EXCERPT
   CRITICAL MATERIALS. The organic and inorganic substances, elements or compounds listed in the register compiled by the Water Resources Commission of the Department of Natural Resources of the State of Michigan and the Federal Register compiled by the Environmental Protection Agency.
   DAILY AVERAGE. Based upon a minimum of eight grab samples at one-hour intervals.
   DOMESTIC SEWAGE. Sewage that is coming from households not from businesses or industry.
   GARBAGE. Solid wastes from the preparation, cooking and dispensing of food, and from the handling, storage, processing and sale of produce.
   INCOMPATIBLE POLLUTANT. Any pollutant which is not a compatible pollutant as defined in this section.
   INDUSTRIAL COST RECOVERY. A charge imposed on an industrial user to reflect its share of the amount of grant funds received to construct wastewater treatment works as provided under 33 U.S.C. §§ 1251 et seq. (Pub. L. No. 92-500), and the regulations promulgated thereunder.
   INDUSTRIAL USER. Any nongovernmental or nonresidential user of the wastewater treatment system, identified in the “Standard Industrial Classification Manual” (1972 Edition) under Divisions A, B, C, E or I.
   INDUSTRIAL WASTES. The liquid wastes, solids, or semisolids from nondomestic processes as distinct from domestic sewage.
   NATURAL OUTLET. Any outlet into a watercourse, pond, ditch, lake, or other body of water, either surface or ground water.

ENTRIES SHOWN
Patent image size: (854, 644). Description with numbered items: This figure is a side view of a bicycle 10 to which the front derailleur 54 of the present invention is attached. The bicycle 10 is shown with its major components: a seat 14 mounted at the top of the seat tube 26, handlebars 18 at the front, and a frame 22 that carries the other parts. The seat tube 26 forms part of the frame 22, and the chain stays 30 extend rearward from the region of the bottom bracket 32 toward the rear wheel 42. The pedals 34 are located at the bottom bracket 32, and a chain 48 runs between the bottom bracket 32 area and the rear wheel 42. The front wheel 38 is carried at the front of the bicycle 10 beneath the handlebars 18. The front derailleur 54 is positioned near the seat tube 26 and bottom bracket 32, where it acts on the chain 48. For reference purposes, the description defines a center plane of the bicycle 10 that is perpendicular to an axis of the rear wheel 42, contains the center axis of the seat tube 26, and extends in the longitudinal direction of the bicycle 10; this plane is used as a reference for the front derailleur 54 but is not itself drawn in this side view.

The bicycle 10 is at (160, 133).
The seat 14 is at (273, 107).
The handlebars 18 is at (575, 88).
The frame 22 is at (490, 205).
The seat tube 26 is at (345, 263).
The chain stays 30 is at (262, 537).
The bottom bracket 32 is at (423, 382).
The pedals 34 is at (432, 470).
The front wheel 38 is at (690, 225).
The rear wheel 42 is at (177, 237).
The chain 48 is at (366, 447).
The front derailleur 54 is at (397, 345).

EXERCISE DETAILS
Write out the full set of definitions, word for word. The records are separate material and have no connection to the definitions.

TASK SOLUTION
   CRITICAL MATERIALS. The organic and inorganic substances, elements or compounds listed in the register compiled by the Water Resources Commission of the Department of Natural Resources of the State of Michigan and the Federal Register compiled by the Environmental Protection Agency.
   DAILY AVERAGE. Based upon a minimum of eight grab samples at one-hour intervals.
   DOMESTIC SEWAGE. Sewage that is coming from households not from businesses or industry.
   GARBAGE. Solid wastes from the preparation, cooking and dispensing of food, and from the handling, storage, processing and sale of produce.
   INCOMPATIBLE POLLUTANT. Any pollutant which is not a compatible pollutant as defined in this section.
   INDUSTRIAL COST RECOVERY. A charge imposed on an industrial user to reflect its share of the amount of grant funds received to construct wastewater treatment works as provided under 33 U.S.C. §§ 1251 et seq. (Pub. L. No. 92-500), and the regulations promulgated thereunder.
   INDUSTRIAL USER. Any nongovernmental or nonresidential user of the wastewater treatment system, identified in the “Standard Industrial Classification Manual” (1972 Edition) under Divisions A, B, C, E or I.
   INDUSTRIAL WASTES. The liquid wastes, solids, or semisolids from nondomestic processes as distinct from domestic sewage.
   NATURAL OUTLET. Any outlet into a watercourse, pond, ditch, lake, or other body of water, either surface or ground water.